RECORD EXCERPTS start

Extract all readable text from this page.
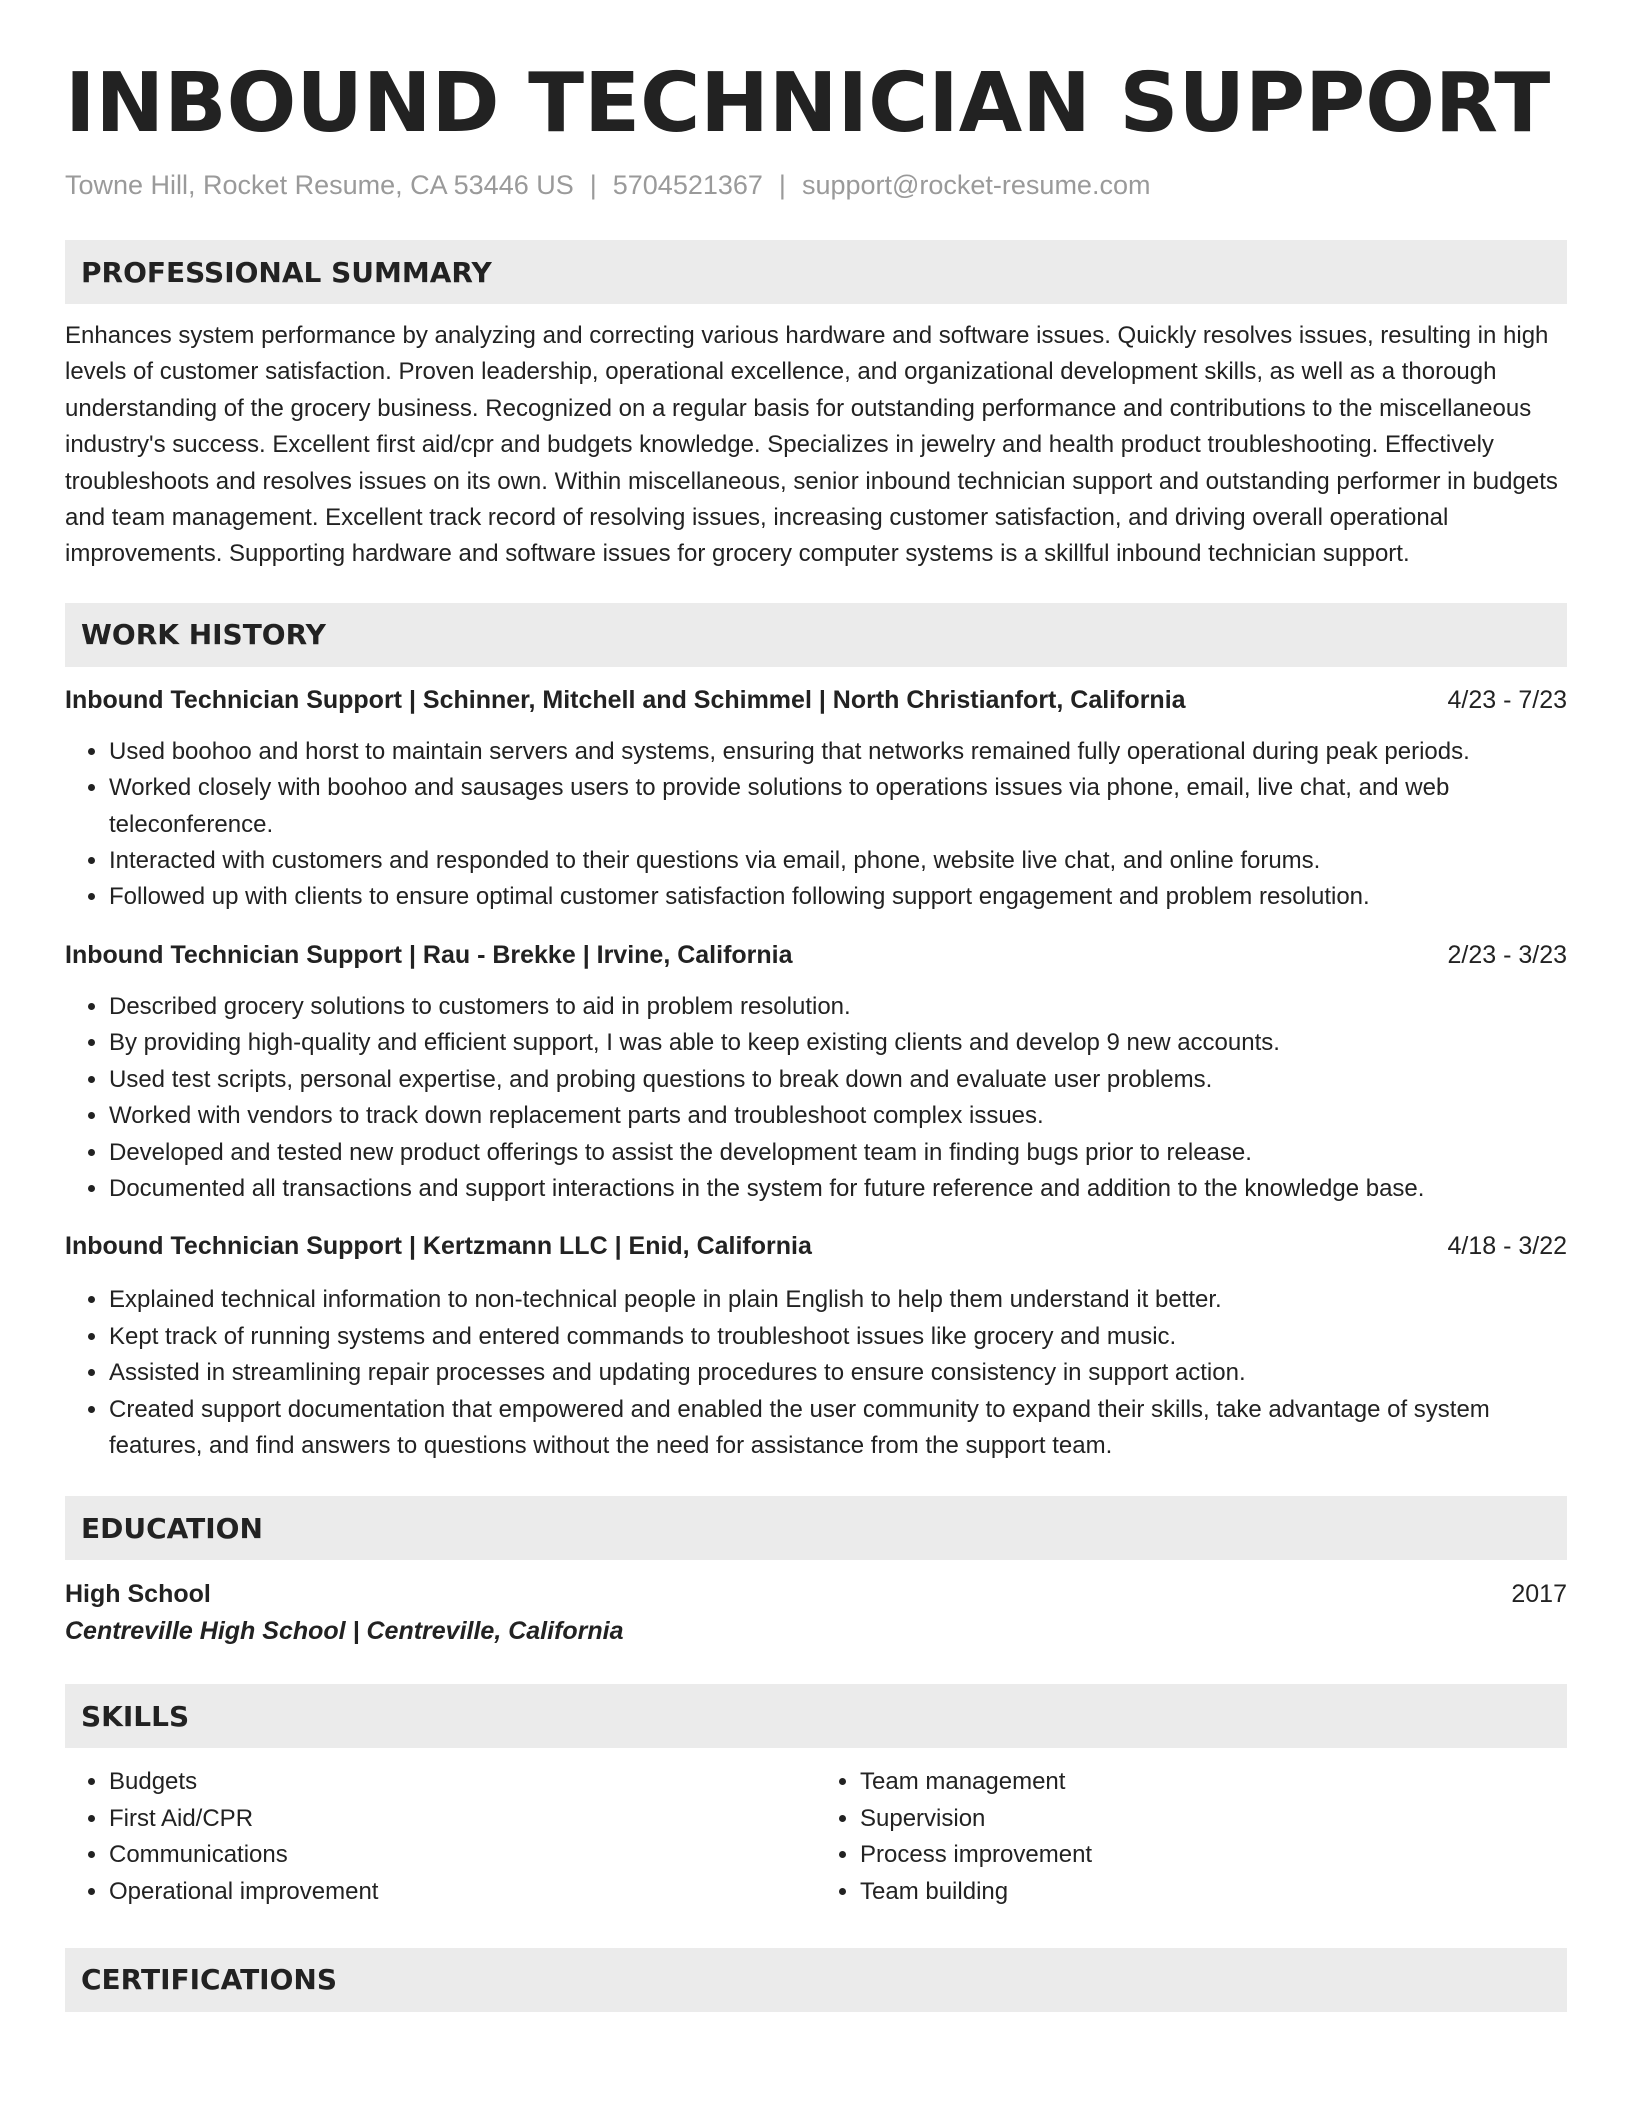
INBOUND TECHNICIAN SUPPORT
Towne Hill, Rocket Resume, CA 53446 US | 5704521367 | support@rocket-resume.com
PROFESSIONAL SUMMARY

Enhances system performance by analyzing and correcting various hardware and software issues. Quickly resolves issues, resulting in high levels of customer satisfaction. Proven leadership, operational excellence, and organizational development skills, as well as a thorough understanding of the grocery business. Recognized on a regular basis for outstanding performance and contributions to the miscellaneous industry's success. Excellent first aid/cpr and budgets knowledge. Specializes in jewelry and health product troubleshooting. Effectively troubleshoots and resolves issues on its own. Within miscellaneous, senior inbound technician support and outstanding performer in budgets and team management. Excellent track record of resolving issues, increasing customer satisfaction, and driving overall operational improvements. Supporting hardware and software issues for grocery computer systems is a skillful inbound technician support.

WORK HISTORY
Inbound Technician Support | Schinner, Mitchell and Schimmel | North Christianfort, California	4/23 - 7/23
• Used boohoo and horst to maintain servers and systems, ensuring that networks remained fully operational during peak periods.
• Worked closely with boohoo and sausages users to provide solutions to operations issues via phone, email, live chat, and web teleconference.
• Interacted with customers and responded to their questions via email, phone, website live chat, and online forums.
• Followed up with clients to ensure optimal customer satisfaction following support engagement and problem resolution.
Inbound Technician Support | Rau - Brekke | Irvine, California	2/23 - 3/23
• Described grocery solutions to customers to aid in problem resolution.
• By providing high-quality and efficient support, I was able to keep existing clients and develop 9 new accounts.
• Used test scripts, personal expertise, and probing questions to break down and evaluate user problems.
• Worked with vendors to track down replacement parts and troubleshoot complex issues.
• Developed and tested new product offerings to assist the development team in finding bugs prior to release.
• Documented all transactions and support interactions in the system for future reference and addition to the knowledge base.
Inbound Technician Support | Kertzmann LLC | Enid, California	4/18 - 3/22
• Explained technical information to non-technical people in plain English to help them understand it better.
• Kept track of running systems and entered commands to troubleshoot issues like grocery and music.
• Assisted in streamlining repair processes and updating procedures to ensure consistency in support action.
• Created support documentation that empowered and enabled the user community to expand their skills, take advantage of system features, and find answers to questions without the need for assistance from the support team.
EDUCATION
High School	2017
Centreville High School | Centreville, California
SKILLS
• Budgets
• First Aid/CPR
• Communications
• Operational improvement
• Team management
• Supervision
• Process improvement
• Team building
CERTIFICATIONS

RECORD EXCERPTS end

▶ REQUEST: Repeat all the data as it stands, dropping any images it holds.

▶ CORRECT RESPONSE:
Extract all readable text from this page.
INBOUND TECHNICIAN SUPPORT
Towne Hill, Rocket Resume, CA 53446 US | 5704521367 | support@rocket-resume.com
PROFESSIONAL SUMMARY

Enhances system performance by analyzing and correcting various hardware and software issues. Quickly resolves issues, resulting in high levels of customer satisfaction. Proven leadership, operational excellence, and organizational development skills, as well as a thorough understanding of the grocery business. Recognized on a regular basis for outstanding performance and contributions to the miscellaneous industry's success. Excellent first aid/cpr and budgets knowledge. Specializes in jewelry and health product troubleshooting. Effectively troubleshoots and resolves issues on its own. Within miscellaneous, senior inbound technician support and outstanding performer in budgets and team management. Excellent track record of resolving issues, increasing customer satisfaction, and driving overall operational improvements. Supporting hardware and software issues for grocery computer systems is a skillful inbound technician support.

WORK HISTORY
Inbound Technician Support | Schinner, Mitchell and Schimmel | North Christianfort, California	4/23 - 7/23
• Used boohoo and horst to maintain servers and systems, ensuring that networks remained fully operational during peak periods.
• Worked closely with boohoo and sausages users to provide solutions to operations issues via phone, email, live chat, and web teleconference.
• Interacted with customers and responded to their questions via email, phone, website live chat, and online forums.
• Followed up with clients to ensure optimal customer satisfaction following support engagement and problem resolution.
Inbound Technician Support | Rau - Brekke | Irvine, California	2/23 - 3/23
• Described grocery solutions to customers to aid in problem resolution.
• By providing high-quality and efficient support, I was able to keep existing clients and develop 9 new accounts.
• Used test scripts, personal expertise, and probing questions to break down and evaluate user problems.
• Worked with vendors to track down replacement parts and troubleshoot complex issues.
• Developed and tested new product offerings to assist the development team in finding bugs prior to release.
• Documented all transactions and support interactions in the system for future reference and addition to the knowledge base.
Inbound Technician Support | Kertzmann LLC | Enid, California	4/18 - 3/22
• Explained technical information to non-technical people in plain English to help them understand it better.
• Kept track of running systems and entered commands to troubleshoot issues like grocery and music.
• Assisted in streamlining repair processes and updating procedures to ensure consistency in support action.
• Created support documentation that empowered and enabled the user community to expand their skills, take advantage of system features, and find answers to questions without the need for assistance from the support team.
EDUCATION
High School	2017
Centreville High School | Centreville, California
SKILLS
• Budgets
• First Aid/CPR
• Communications
• Operational improvement
• Team management
• Supervision
• Process improvement
• Team building
CERTIFICATIONS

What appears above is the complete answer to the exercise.